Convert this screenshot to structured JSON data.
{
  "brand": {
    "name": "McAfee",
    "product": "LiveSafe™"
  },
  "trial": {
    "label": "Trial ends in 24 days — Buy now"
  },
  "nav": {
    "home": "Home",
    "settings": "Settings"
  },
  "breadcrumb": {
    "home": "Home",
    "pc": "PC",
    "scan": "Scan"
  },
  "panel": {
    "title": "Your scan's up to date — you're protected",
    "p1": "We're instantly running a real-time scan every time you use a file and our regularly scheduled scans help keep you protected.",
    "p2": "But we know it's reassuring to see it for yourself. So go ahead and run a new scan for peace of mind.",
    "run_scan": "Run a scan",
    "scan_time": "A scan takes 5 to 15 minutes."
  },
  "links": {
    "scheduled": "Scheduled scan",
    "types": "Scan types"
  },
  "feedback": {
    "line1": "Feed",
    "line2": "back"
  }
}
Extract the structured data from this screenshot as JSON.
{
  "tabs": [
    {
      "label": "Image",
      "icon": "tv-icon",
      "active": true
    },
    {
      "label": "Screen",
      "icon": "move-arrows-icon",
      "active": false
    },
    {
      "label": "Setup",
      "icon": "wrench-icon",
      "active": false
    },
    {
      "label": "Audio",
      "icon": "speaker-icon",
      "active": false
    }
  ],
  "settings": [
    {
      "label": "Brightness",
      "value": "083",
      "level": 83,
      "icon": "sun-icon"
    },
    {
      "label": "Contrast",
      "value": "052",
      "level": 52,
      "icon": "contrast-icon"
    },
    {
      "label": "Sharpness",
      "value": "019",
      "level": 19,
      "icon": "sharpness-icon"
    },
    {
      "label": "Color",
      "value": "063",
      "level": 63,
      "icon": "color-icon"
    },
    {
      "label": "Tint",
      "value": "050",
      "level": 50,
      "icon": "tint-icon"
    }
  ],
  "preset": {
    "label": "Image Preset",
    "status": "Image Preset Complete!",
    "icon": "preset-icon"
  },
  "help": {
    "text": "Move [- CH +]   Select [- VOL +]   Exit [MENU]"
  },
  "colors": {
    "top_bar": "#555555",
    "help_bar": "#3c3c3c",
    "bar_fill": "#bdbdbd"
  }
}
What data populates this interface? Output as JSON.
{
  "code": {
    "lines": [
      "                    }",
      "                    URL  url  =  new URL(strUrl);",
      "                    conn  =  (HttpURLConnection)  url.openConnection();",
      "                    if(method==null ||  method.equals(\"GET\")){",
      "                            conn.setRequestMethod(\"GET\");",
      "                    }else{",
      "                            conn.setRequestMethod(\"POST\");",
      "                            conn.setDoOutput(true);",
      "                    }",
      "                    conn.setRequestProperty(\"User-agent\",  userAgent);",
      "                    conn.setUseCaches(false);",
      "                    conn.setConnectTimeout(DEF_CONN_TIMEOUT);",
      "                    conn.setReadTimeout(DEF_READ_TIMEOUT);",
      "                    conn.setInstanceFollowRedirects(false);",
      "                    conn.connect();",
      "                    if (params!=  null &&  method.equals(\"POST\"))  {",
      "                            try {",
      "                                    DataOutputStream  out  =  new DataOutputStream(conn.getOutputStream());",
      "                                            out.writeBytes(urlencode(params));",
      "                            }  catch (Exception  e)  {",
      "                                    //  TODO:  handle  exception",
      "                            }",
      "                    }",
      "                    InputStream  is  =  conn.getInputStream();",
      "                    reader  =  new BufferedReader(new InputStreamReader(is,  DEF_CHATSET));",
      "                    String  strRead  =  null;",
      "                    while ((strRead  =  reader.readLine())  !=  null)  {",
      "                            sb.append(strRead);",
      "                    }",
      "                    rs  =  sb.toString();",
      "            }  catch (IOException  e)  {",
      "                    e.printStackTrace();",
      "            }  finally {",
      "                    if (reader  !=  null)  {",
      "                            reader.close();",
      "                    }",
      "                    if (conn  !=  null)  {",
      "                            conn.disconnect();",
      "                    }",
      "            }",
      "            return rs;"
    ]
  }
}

____

Using the entries above, please restate each one word for word.

EXPECTED ANSWER:
Convert this screenshot to structured JSON data.
{
  "brand": {
    "name": "McAfee",
    "product": "LiveSafe™"
  },
  "trial": {
    "label": "Trial ends in 24 days — Buy now"
  },
  "nav": {
    "home": "Home",
    "settings": "Settings"
  },
  "breadcrumb": {
    "home": "Home",
    "pc": "PC",
    "scan": "Scan"
  },
  "panel": {
    "title": "Your scan's up to date — you're protected",
    "p1": "We're instantly running a real-time scan every time you use a file and our regularly scheduled scans help keep you protected.",
    "p2": "But we know it's reassuring to see it for yourself. So go ahead and run a new scan for peace of mind.",
    "run_scan": "Run a scan",
    "scan_time": "A scan takes 5 to 15 minutes."
  },
  "links": {
    "scheduled": "Scheduled scan",
    "types": "Scan types"
  },
  "feedback": {
    "line1": "Feed",
    "line2": "back"
  }
}
Extract the structured data from this screenshot as JSON.
{
  "tabs": [
    {
      "label": "Image",
      "icon": "tv-icon",
      "active": true
    },
    {
      "label": "Screen",
      "icon": "move-arrows-icon",
      "active": false
    },
    {
      "label": "Setup",
      "icon": "wrench-icon",
      "active": false
    },
    {
      "label": "Audio",
      "icon": "speaker-icon",
      "active": false
    }
  ],
  "settings": [
    {
      "label": "Brightness",
      "value": "083",
      "level": 83,
      "icon": "sun-icon"
    },
    {
      "label": "Contrast",
      "value": "052",
      "level": 52,
      "icon": "contrast-icon"
    },
    {
      "label": "Sharpness",
      "value": "019",
      "level": 19,
      "icon": "sharpness-icon"
    },
    {
      "label": "Color",
      "value": "063",
      "level": 63,
      "icon": "color-icon"
    },
    {
      "label": "Tint",
      "value": "050",
      "level": 50,
      "icon": "tint-icon"
    }
  ],
  "preset": {
    "label": "Image Preset",
    "status": "Image Preset Complete!",
    "icon": "preset-icon"
  },
  "help": {
    "text": "Move [- CH +]   Select [- VOL +]   Exit [MENU]"
  },
  "colors": {
    "top_bar": "#555555",
    "help_bar": "#3c3c3c",
    "bar_fill": "#bdbdbd"
  }
}
What data populates this interface? Output as JSON.
{
  "code": {
    "lines": [
      "                    }",
      "                    URL  url  =  new URL(strUrl);",
      "                    conn  =  (HttpURLConnection)  url.openConnection();",
      "                    if(method==null ||  method.equals(\"GET\")){",
      "                            conn.setRequestMethod(\"GET\");",
      "                    }else{",
      "                            conn.setRequestMethod(\"POST\");",
      "                            conn.setDoOutput(true);",
      "                    }",
      "                    conn.setRequestProperty(\"User-agent\",  userAgent);",
      "                    conn.setUseCaches(false);",
      "                    conn.setConnectTimeout(DEF_CONN_TIMEOUT);",
      "                    conn.setReadTimeout(DEF_READ_TIMEOUT);",
      "                    conn.setInstanceFollowRedirects(false);",
      "                    conn.connect();",
      "                    if (params!=  null &&  method.equals(\"POST\"))  {",
      "                            try {",
      "                                    DataOutputStream  out  =  new DataOutputStream(conn.getOutputStream());",
      "                                            out.writeBytes(urlencode(params));",
      "                            }  catch (Exception  e)  {",
      "                                    //  TODO:  handle  exception",
      "                            }",
      "                    }",
      "                    InputStream  is  =  conn.getInputStream();",
      "                    reader  =  new BufferedReader(new InputStreamReader(is,  DEF_CHATSET));",
      "                    String  strRead  =  null;",
      "                    while ((strRead  =  reader.readLine())  !=  null)  {",
      "                            sb.append(strRead);",
      "                    }",
      "                    rs  =  sb.toString();",
      "            }  catch (IOException  e)  {",
      "                    e.printStackTrace();",
      "            }  finally {",
      "                    if (reader  !=  null)  {",
      "                            reader.close();",
      "                    }",
      "                    if (conn  !=  null)  {",
      "                            conn.disconnect();",
      "                    }",
      "            }",
      "            return rs;"
    ]
  }
}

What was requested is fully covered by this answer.